======== SUPPLIED TEXT ========

I was born Bajrang and became Hanuman. Many worship me, yet I worship only one. I didn’t ask the world to hail me. Yet people were kind enough to love and respect a vanara. I’m untouched by the devotion and adulation. Every fiber of my being worships Lord Rama. He is the purpose of my existence, the reason of my being. I came on this planet to offer my salutations and continue to be here to remind people of the Lord.
My story is simple, and ordinary. At every step, I acted for my Lord. Yes, even before I was born as Bajrang.
Every star is a seed of a fruit
I remember Lord Vishnu decided to incarnate on earth as Rama. I, Shiva, told him: I have to accompany you on this journey. Sati was concerned. How would she be with Shiva if I were to go away? So we decided – only a part of me (ansh) would go with Lord Vishnu. That ansh was me, Hanuman.
I was not always Hanuman. My parents were Anjana and the vanara king, Kesari. I come in the illustrious lineage of Vayu. That’s why I’m also called Vayuputra or Maruti.
Vayu is also one of the panchbhutas, the five elements of nature and creation.
Owing to my strong body, I was called Vajrang, (vajra is the name for the hardest material known to man, the diamond). Later, it became Bajrang.
People ask: Am I a monkey? Here’s some food for thought: usually the word vanaras is translated as monkeys. Vana is forest and nara, people or men. Vanara – ‘people of the forest’ – were forest tribes near modern-day Hampi who used the monkey as a symbol in their totem pole and flag. In my times, Hampi was known as Kishkindha, the land of the vanara. In Karnataka and Andhra Pradesh, vanaras were known as Rama Banta, a follower of Rama. Infact, people who lived in the Andhra forests were called Banjara.

========

THE REQUEST
Carry on the first-person account of Hanuman's origins above, starting after its closing sentence about the Banjara.

======== EXTRACTED MATERIAL ========

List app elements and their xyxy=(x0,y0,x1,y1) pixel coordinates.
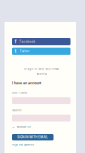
button[interactable]: SIGN IN WITH EMAIL xyxy=(12,134,54,140)
button[interactable]: Forgot your password? xyxy=(12,143,34,146)
staticText: ✓ xyxy=(12,126,15,129)
staticText: Forgot your password? xyxy=(12,143,34,146)
staticText: Password xyxy=(12,109,21,112)
staticText: SIGN IN WITH EMAIL xyxy=(17,135,48,139)
button[interactable]: f xyxy=(12,38,70,45)
staticText: Facebook xyxy=(20,40,36,43)
staticText: Twitter xyxy=(20,50,30,53)
button[interactable]: t xyxy=(12,48,70,55)
staticText: Or sign in with your email address xyxy=(23,67,59,76)
staticText: Remember me xyxy=(16,126,30,129)
staticText: t xyxy=(15,49,17,54)
staticText: f xyxy=(15,39,17,44)
staticText: Email Address xyxy=(12,92,27,94)
staticText: I have an account xyxy=(12,81,41,85)
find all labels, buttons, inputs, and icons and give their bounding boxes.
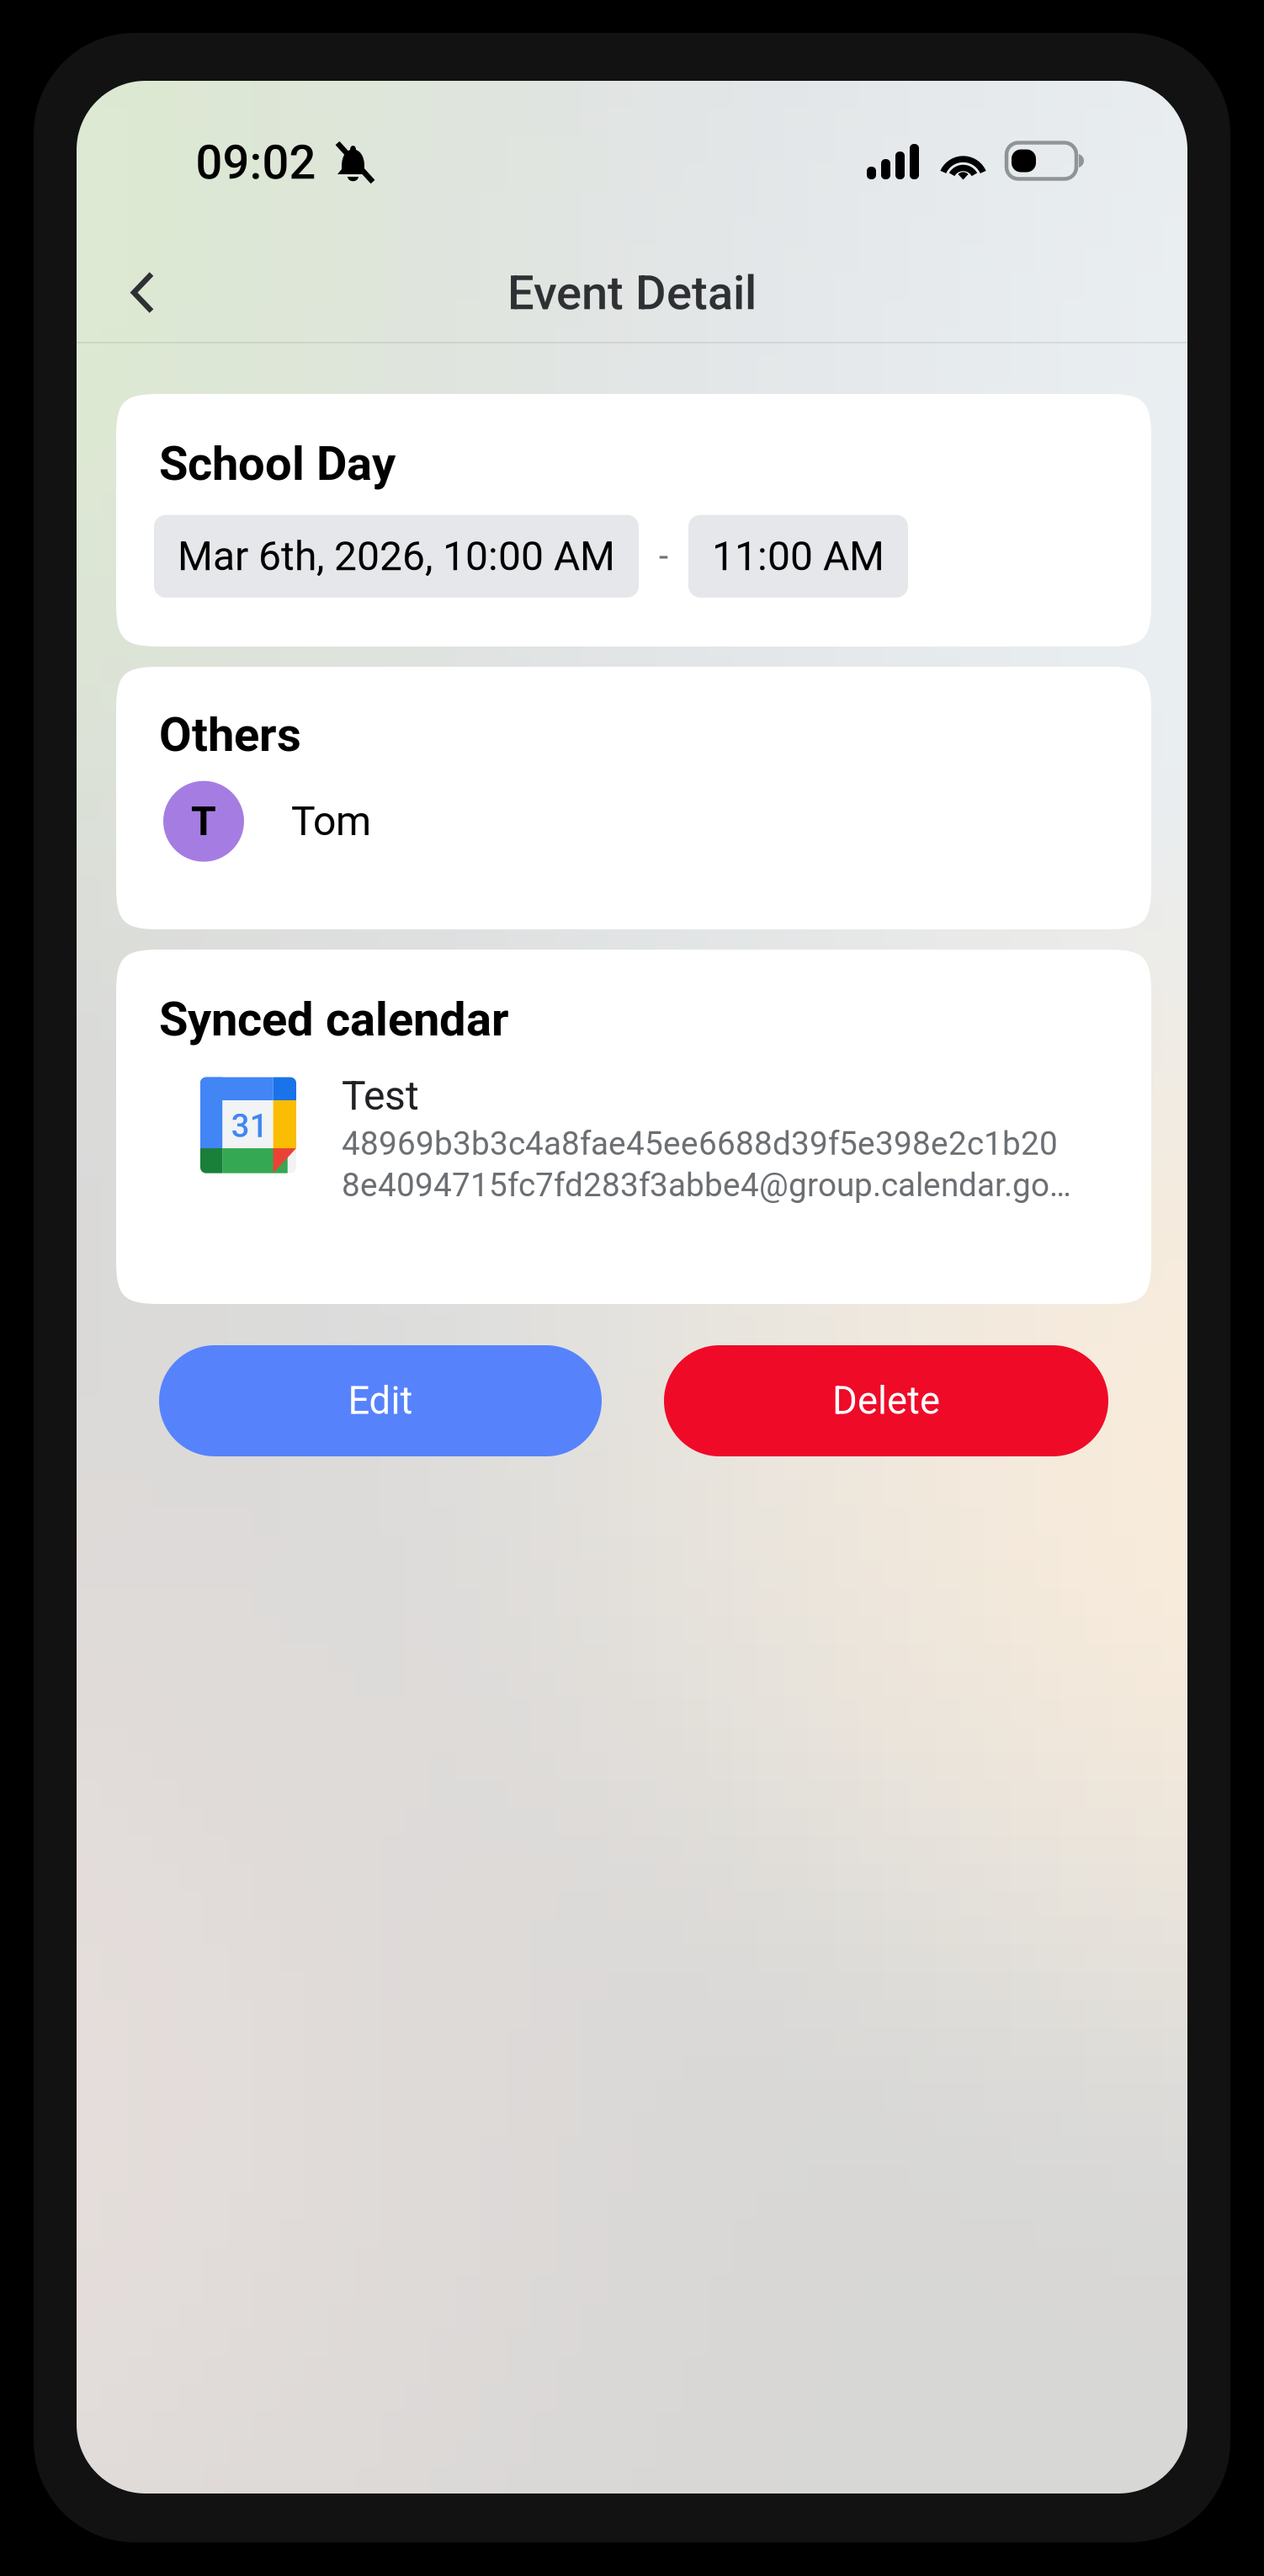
staticText: 11:00 AM bbox=[712, 533, 884, 580]
staticText: School Day bbox=[159, 436, 396, 491]
staticText: Event Detail bbox=[507, 265, 757, 321]
staticText: Mar 6th, 2026, 10:00 AM bbox=[178, 533, 615, 580]
staticText: Edit bbox=[348, 1378, 413, 1423]
staticText: 31 bbox=[231, 1107, 268, 1145]
staticText: 8e4094715fc7fd283f3abbe4@group.calendar.… bbox=[342, 1166, 1071, 1204]
staticText: T bbox=[191, 798, 216, 845]
staticText: Delete bbox=[832, 1378, 940, 1423]
staticText: - bbox=[659, 536, 668, 576]
button[interactable]: Back bbox=[103, 244, 183, 342]
staticText: Tom bbox=[291, 798, 371, 845]
staticText: 09:02 bbox=[196, 135, 316, 190]
staticText: Test bbox=[342, 1072, 419, 1119]
staticText: Synced calendar bbox=[159, 992, 509, 1047]
staticText: Others bbox=[159, 707, 301, 762]
button[interactable]: Delete bbox=[664, 1345, 1108, 1456]
button[interactable]: Edit bbox=[159, 1345, 602, 1456]
staticText: 48969b3b3c4a8fae45ee6688d39f5e398e2c1b20 bbox=[342, 1125, 1058, 1163]
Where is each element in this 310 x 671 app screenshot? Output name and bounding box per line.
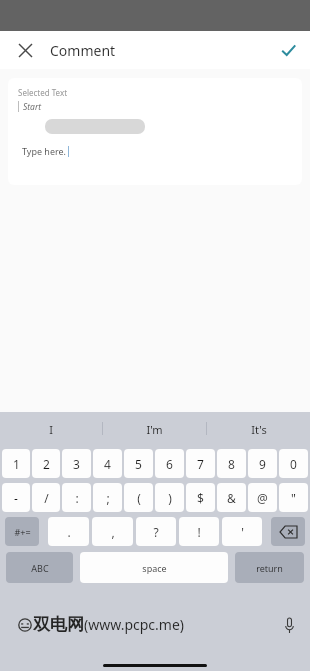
button[interactable]: 5 bbox=[124, 449, 153, 478]
button[interactable]: ! bbox=[179, 517, 219, 546]
button[interactable]: Dictation bbox=[278, 614, 300, 636]
staticText: Comment bbox=[50, 41, 116, 60]
staticText: / bbox=[44, 490, 49, 506]
button[interactable]: @ bbox=[248, 483, 277, 512]
button[interactable]: ( bbox=[124, 483, 153, 512]
staticText: Start bbox=[23, 101, 42, 113]
staticText: 5 bbox=[135, 456, 142, 472]
button[interactable]: " bbox=[279, 483, 308, 512]
staticText: #+= bbox=[14, 526, 31, 538]
button[interactable]: #+= bbox=[5, 517, 39, 546]
button[interactable]: 1 bbox=[2, 449, 30, 478]
button[interactable]: - bbox=[2, 483, 30, 512]
button[interactable]: : bbox=[62, 483, 91, 512]
staticText: : bbox=[75, 490, 79, 506]
button[interactable]: Backspace bbox=[271, 517, 305, 546]
button[interactable]: 3 bbox=[62, 449, 91, 478]
button[interactable]: I'm bbox=[103, 412, 206, 446]
staticText: space bbox=[142, 562, 167, 574]
button[interactable]: ' bbox=[222, 517, 262, 546]
staticText: - bbox=[14, 490, 18, 506]
button[interactable]: space bbox=[80, 552, 228, 583]
staticText: ' bbox=[241, 524, 244, 540]
staticText: 7 bbox=[197, 456, 204, 472]
button[interactable]: $ bbox=[186, 483, 215, 512]
staticText: 6 bbox=[166, 456, 173, 472]
button[interactable]: Selected Text bbox=[8, 78, 302, 185]
staticText: I'm bbox=[146, 422, 163, 437]
staticText: 双电网 bbox=[33, 614, 84, 635]
button[interactable]: . bbox=[48, 517, 89, 546]
button[interactable]: 8 bbox=[217, 449, 246, 478]
staticText: 1 bbox=[13, 456, 20, 472]
staticText: 2 bbox=[43, 456, 50, 472]
staticText: return bbox=[256, 562, 283, 574]
staticText: I bbox=[49, 422, 53, 437]
button[interactable]: It's bbox=[207, 412, 310, 446]
button[interactable]: I bbox=[0, 412, 102, 446]
staticText: . bbox=[67, 524, 71, 540]
button[interactable]: 0 bbox=[279, 449, 308, 478]
button[interactable]: 2 bbox=[32, 449, 60, 478]
staticText: 0 bbox=[290, 456, 297, 472]
staticText: ABC bbox=[31, 562, 49, 574]
button[interactable]: return bbox=[235, 552, 304, 583]
staticText: (www.pcpc.me) bbox=[84, 615, 185, 634]
button[interactable]: ) bbox=[155, 483, 184, 512]
staticText: & bbox=[227, 490, 236, 506]
button[interactable]: ABC bbox=[6, 552, 73, 583]
staticText: ; bbox=[106, 490, 110, 506]
staticText: ) bbox=[168, 490, 172, 506]
staticText: It's bbox=[251, 422, 267, 437]
button[interactable]: Close bbox=[10, 35, 40, 65]
button[interactable]: ? bbox=[136, 517, 176, 546]
staticText: Selected Text bbox=[18, 87, 68, 98]
button[interactable]: / bbox=[32, 483, 60, 512]
button[interactable]: & bbox=[217, 483, 246, 512]
staticText: , bbox=[111, 524, 115, 540]
staticText: 4 bbox=[104, 456, 111, 472]
staticText: 8 bbox=[228, 456, 235, 472]
staticText: " bbox=[291, 490, 296, 506]
button[interactable]: 9 bbox=[248, 449, 277, 478]
staticText: @ bbox=[257, 490, 268, 506]
staticText: Type here. bbox=[22, 145, 67, 157]
staticText: ? bbox=[153, 524, 159, 540]
staticText: 3 bbox=[73, 456, 80, 472]
staticText: ( bbox=[137, 490, 141, 506]
staticText: $ bbox=[197, 490, 204, 506]
button[interactable]: Confirm bbox=[274, 36, 302, 64]
button[interactable]: 4 bbox=[93, 449, 122, 478]
staticText: ! bbox=[197, 524, 201, 540]
button[interactable]: 6 bbox=[155, 449, 184, 478]
button[interactable]: 7 bbox=[186, 449, 215, 478]
button[interactable]: ; bbox=[93, 483, 122, 512]
button[interactable]: , bbox=[92, 517, 133, 546]
staticText: 9 bbox=[259, 456, 266, 472]
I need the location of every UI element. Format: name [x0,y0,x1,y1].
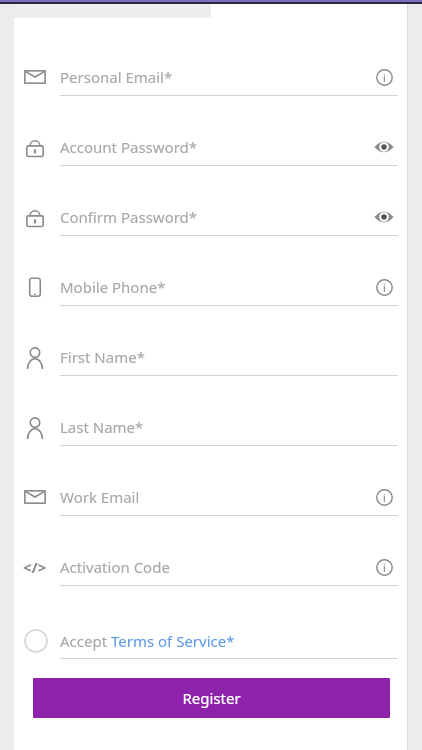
staticText: Activation Code [60,557,170,577]
button[interactable]: Account Password* [60,128,398,166]
button[interactable]: Personal Email* [60,58,398,96]
button[interactable]: Show password [372,135,396,159]
button[interactable]: Register [33,678,390,718]
staticText: Confirm Password* [60,207,198,227]
staticText: </> [23,557,47,577]
staticText: Mobile Phone* [60,277,166,297]
staticText: i [383,281,386,295]
button[interactable]: Last Name* [60,408,398,446]
button[interactable]: Confirm Password* [60,198,398,236]
button[interactable]: Mobile Phone* [60,268,398,306]
button[interactable]: Show password [372,205,396,229]
staticText: Accept Terms of Service* [60,631,235,651]
staticText: First Name* [60,347,145,367]
staticText: i [383,561,386,575]
staticText: i [383,491,386,505]
button[interactable]: More information about Work Email [372,485,396,509]
staticText: Account Password* [60,137,198,157]
staticText: Register [182,688,241,708]
button[interactable]: More information about Activation Code [372,555,396,579]
button[interactable]: More information about Mobile Phone* [372,275,396,299]
button[interactable]: Work Email [60,478,398,516]
button[interactable]: Accept Terms of Service* [24,624,398,658]
staticText: Personal Email* [60,67,173,87]
staticText: i [383,71,386,85]
staticText: Last Name* [60,417,144,437]
button[interactable]: More information about Personal Email* [372,65,396,89]
staticText: Work Email [60,487,140,507]
button[interactable]: Activation Code [60,548,398,586]
button[interactable]: First Name* [60,338,398,376]
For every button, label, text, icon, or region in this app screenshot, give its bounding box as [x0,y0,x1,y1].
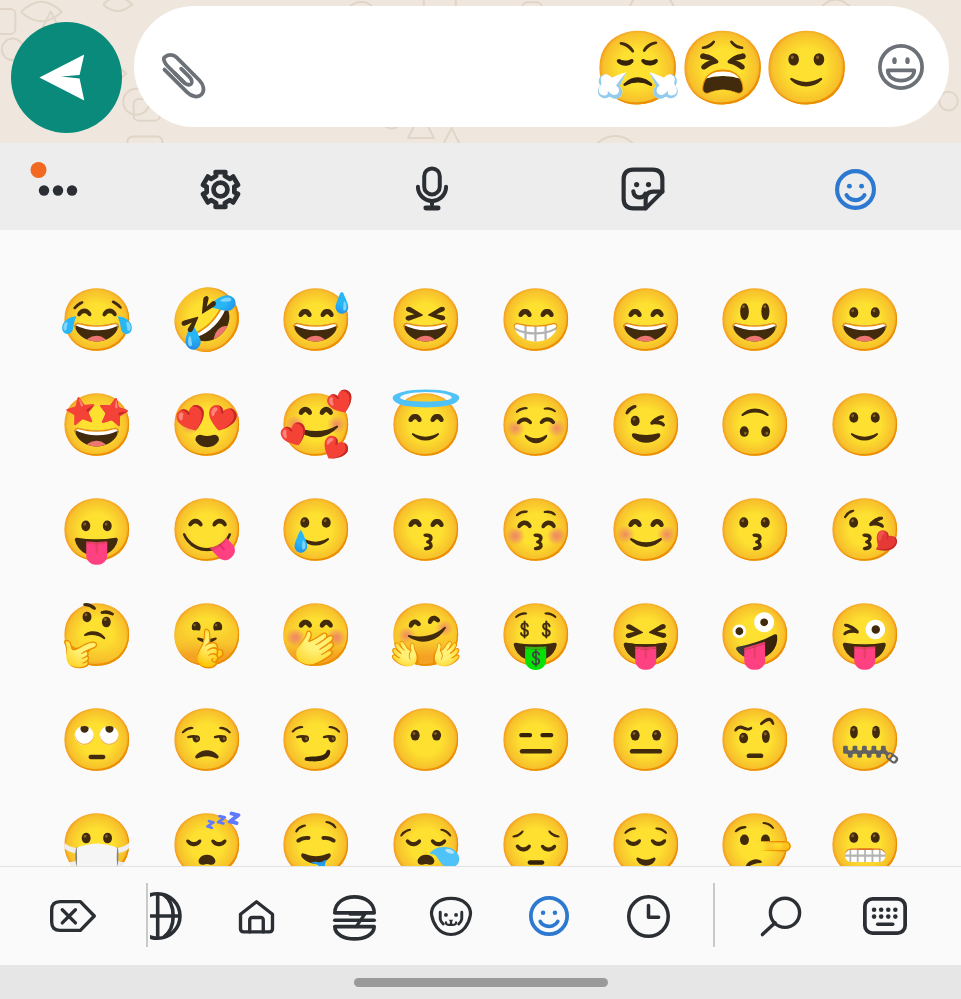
button[interactable]: 😙 [376,479,476,579]
staticText: 😉 [608,389,684,460]
button[interactable]: Emoji [819,153,891,225]
staticText: 😀 [827,284,903,355]
staticText: 😊 [608,494,684,565]
button[interactable]: Settings [184,153,256,225]
button[interactable]: 😄 [596,269,696,369]
button[interactable]: More options [22,151,94,223]
button[interactable]: 🙄 [47,689,147,789]
button[interactable]: 😏 [266,689,366,789]
button[interactable]: 🥰 [266,374,366,474]
button[interactable]: 😷 [47,794,147,894]
button[interactable]: Voice [396,153,468,225]
button[interactable]: 🤨 [705,689,805,789]
button[interactable]: 🤪 [705,584,805,684]
staticText: 😔 [498,809,574,880]
staticText: 🙃 [717,389,793,460]
button[interactable]: Food [318,880,390,952]
button[interactable]: Smileys [513,880,585,952]
staticText: 😷 [59,809,135,880]
button[interactable]: Keyboard [849,880,921,952]
button[interactable]: 😒 [157,689,257,789]
button[interactable]: 😘 [815,479,915,579]
staticText: 🤔 [59,599,135,670]
button[interactable]: 🤤 [266,794,366,894]
staticText: 😶 [388,704,464,775]
button[interactable]: 🤑 [486,584,586,684]
button[interactable]: Activities [150,880,196,952]
button[interactable]: 😛 [47,479,147,579]
staticText: 🤗 [388,599,464,670]
button[interactable]: 😜 [815,584,915,684]
button[interactable]: 😴 [157,794,257,894]
button[interactable]: 🤔 [47,584,147,684]
staticText: 😛 [59,494,135,565]
button[interactable]: 😬 [815,794,915,894]
button[interactable]: 🤗 [376,584,476,684]
button[interactable]: 😪 [376,794,476,894]
button[interactable]: Search [745,880,817,952]
button[interactable]: 😁 [486,269,586,369]
button[interactable]: ☺️ [486,374,586,474]
button[interactable]: Attach [134,6,949,127]
button[interactable]: 😐 [596,689,696,789]
button[interactable]: 🤭 [266,584,366,684]
staticText: 😆 [388,284,464,355]
staticText: 😜 [827,599,903,670]
button[interactable]: 😉 [596,374,696,474]
staticText: 😤 [593,26,677,110]
button[interactable]: Emoji [867,33,935,101]
button[interactable]: 🤐 [815,689,915,789]
button[interactable]: 🤩 [47,374,147,474]
button[interactable]: 😀 [815,269,915,369]
button[interactable]: 🙂 [762,26,846,110]
button[interactable]: 😤 [593,26,677,110]
staticText: 😍 [169,389,245,460]
staticText: 🙂 [762,26,846,110]
staticText: 🤫 [169,599,245,670]
staticText: 😘 [827,494,903,565]
staticText: 😴 [169,809,245,880]
staticText: 😝 [608,599,684,670]
button[interactable]: 😅 [266,269,366,369]
button[interactable]: Home [220,880,292,952]
button[interactable]: 😆 [376,269,476,369]
button[interactable]: 😚 [486,479,586,579]
button[interactable]: 🙃 [705,374,805,474]
button[interactable]: Stickers [607,153,679,225]
button[interactable]: 😊 [596,479,696,579]
button[interactable]: 😗 [705,479,805,579]
button[interactable]: 😋 [157,479,257,579]
staticText: 🤨 [717,704,793,775]
button[interactable]: Send [11,22,122,133]
staticText: 🥲 [278,494,354,565]
button[interactable]: 😝 [596,584,696,684]
button[interactable]: 😔 [486,794,586,894]
button[interactable]: Animals [415,880,487,952]
button[interactable]: 😶 [376,689,476,789]
button[interactable]: 😌 [596,794,696,894]
staticText: 🤣 [169,284,245,355]
button[interactable]: 😂 [47,269,147,369]
button[interactable]: 😍 [157,374,257,474]
button[interactable]: 🤥 [705,794,805,894]
staticText: 🤩 [59,389,135,460]
staticText: 😙 [388,494,464,565]
button[interactable]: 😫 [678,26,762,110]
staticText: 😐 [608,704,684,775]
staticText: 🤥 [717,809,793,880]
button[interactable]: 🙂 [815,374,915,474]
button[interactable]: Recent [612,880,684,952]
button[interactable]: Backspace [37,880,109,952]
button[interactable]: 🥲 [266,479,366,579]
staticText: 🤑 [498,599,574,670]
button[interactable]: 😃 [705,269,805,369]
button[interactable]: 😑 [486,689,586,789]
staticText: ☺️ [498,389,574,460]
button[interactable]: 🤣 [157,269,257,369]
button[interactable]: 😇 [376,374,476,474]
staticText: 🤭 [278,599,354,670]
staticText: 🙄 [59,704,135,775]
button[interactable]: Attach [153,46,213,106]
staticText: 😬 [827,809,903,880]
button[interactable]: 🤫 [157,584,257,684]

========

ANSWER TO THIS TASK
Back to my story: One day, I was sleeping. My father was away and mother had gone to search for some food. I woke up suddenly, hungry. I looked around, and all my little eyes could see was a delicious-looking red fruit, high in the sky. It looked so juicy! I sprang forward and leaped into the vast blue sky. Onward I climbed towards that fruit – powered by my natural ability to fly. Lord Vayu had blessed me.
Suddenly I was struck! And listlessly floated back to earth. Later, I realized what happened. I now can only smile at the incidence. I shadowed the sun, thinking it’s my coveted fruit. It was to be an eclipse (grhan) that day and Rahu was upset at my antics. Grhan literally means to take possession of. Rahu was to ‘take possession’ of the sun for those few hours, but I was thwarting his plan. He complained to Lord Indra, who struck a blow with his Vajrayudha and disfigured my jaw. Lord Vayu was so upset with Lord Indra – He stopped blowing. The still air was becoming a curse for people. Finally, Brahma intervened. He made me open my eyes, while the devas showered blessings on me. Lord Vayu was finally appeased. From then on, I became known as Hanuman, the one with the protruding jaw.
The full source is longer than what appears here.